**Problem statement:** From the entries below, copy out every line with "name" in it.

**Data lines:**
§ §
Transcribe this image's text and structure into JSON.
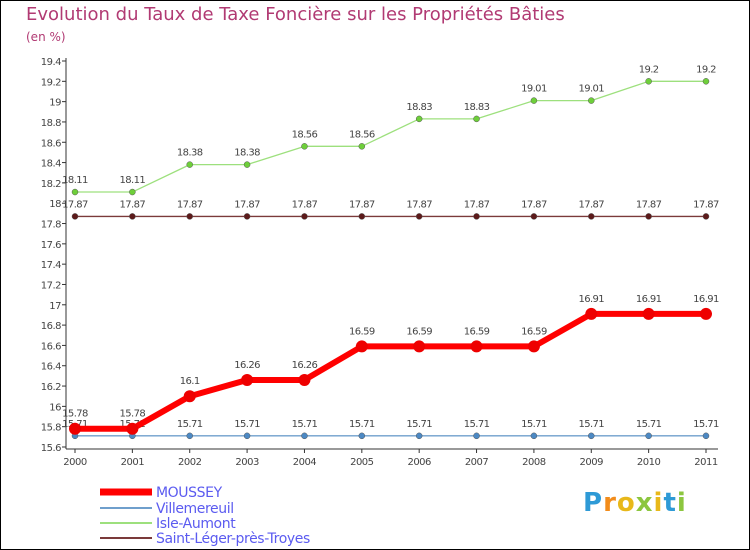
{
  "chart_data": {
    "type": "line",
    "title": "Evolution du Taux de Taxe Foncière sur les Propriétés Bâties",
    "unit_label": "(en %)",
    "xlabel": "",
    "ylabel": "",
    "ylim": [
      15.6,
      19.4
    ],
    "yticks": [
      "15.6",
      "15.8",
      "16",
      "16.2",
      "16.4",
      "16.6",
      "16.8",
      "17",
      "17.2",
      "17.4",
      "17.6",
      "17.8",
      "18",
      "18.2",
      "18.4",
      "18.6",
      "18.8",
      "19",
      "19.2",
      "19.4"
    ],
    "grid": false,
    "categories": [
      "2000",
      "2001",
      "2002",
      "2003",
      "2004",
      "2005",
      "2006",
      "2007",
      "2008",
      "2009",
      "2010",
      "2011"
    ],
    "series": [
      {
        "name": "MOUSSEY",
        "color": "#ff0000",
        "marker": "#ee0000",
        "values": [
          15.78,
          15.78,
          16.1,
          16.26,
          16.26,
          16.59,
          16.59,
          16.59,
          16.59,
          16.91,
          16.91,
          16.91
        ],
        "labels": [
          "15.78",
          "15.78",
          "16.1",
          "16.26",
          "16.26",
          "16.59",
          "16.59",
          "16.59",
          "16.59",
          "16.91",
          "16.91",
          "16.91"
        ]
      },
      {
        "name": "Villemereuil",
        "color": "#6f9fcc",
        "marker": "#4c89c4",
        "values": [
          15.71,
          15.71,
          15.71,
          15.71,
          15.71,
          15.71,
          15.71,
          15.71,
          15.71,
          15.71,
          15.71,
          15.71
        ],
        "labels": [
          "15.71",
          "15.71",
          "15.71",
          "15.71",
          "15.71",
          "15.71",
          "15.71",
          "15.71",
          "15.71",
          "15.71",
          "15.71",
          "15.71"
        ]
      },
      {
        "name": "Isle-Aumont",
        "color": "#9de07d",
        "marker": "#6ecf3a",
        "values": [
          18.11,
          18.11,
          18.38,
          18.38,
          18.56,
          18.56,
          18.83,
          18.83,
          19.01,
          19.01,
          19.2,
          19.2
        ],
        "labels": [
          "18.11",
          "18.11",
          "18.38",
          "18.38",
          "18.56",
          "18.56",
          "18.83",
          "18.83",
          "19.01",
          "19.01",
          "19.2",
          "19.2"
        ]
      },
      {
        "name": "Saint-Léger-près-Troyes",
        "color": "#7b3a3a",
        "marker": "#5c1a1a",
        "values": [
          17.87,
          17.87,
          17.87,
          17.87,
          17.87,
          17.87,
          17.87,
          17.87,
          17.87,
          17.87,
          17.87,
          17.87
        ],
        "labels": [
          "17.87",
          "17.87",
          "17.87",
          "17.87",
          "17.87",
          "17.87",
          "17.87",
          "17.87",
          "17.87",
          "17.87",
          "17.87",
          "17.87"
        ]
      }
    ],
    "legend_position": "bottom-left"
  },
  "legend_text_color": "#5b5bf0",
  "logo": {
    "text": "Proxiti",
    "letters": [
      "P",
      "r",
      "o",
      "x",
      "i",
      "t",
      "i"
    ],
    "colors": [
      "#2e9ad6",
      "#f28c1b",
      "#e8b81a",
      "#8cc63f",
      "#e8b81a",
      "#2e9ad6",
      "#8cc63f"
    ]
  }
}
§ §
**Written response:**
        "name": "MOUSSEY",
        "name": "Villemereuil",
        "name": "Isle-Aumont",
        "name": "Saint-Léger-près-Troyes",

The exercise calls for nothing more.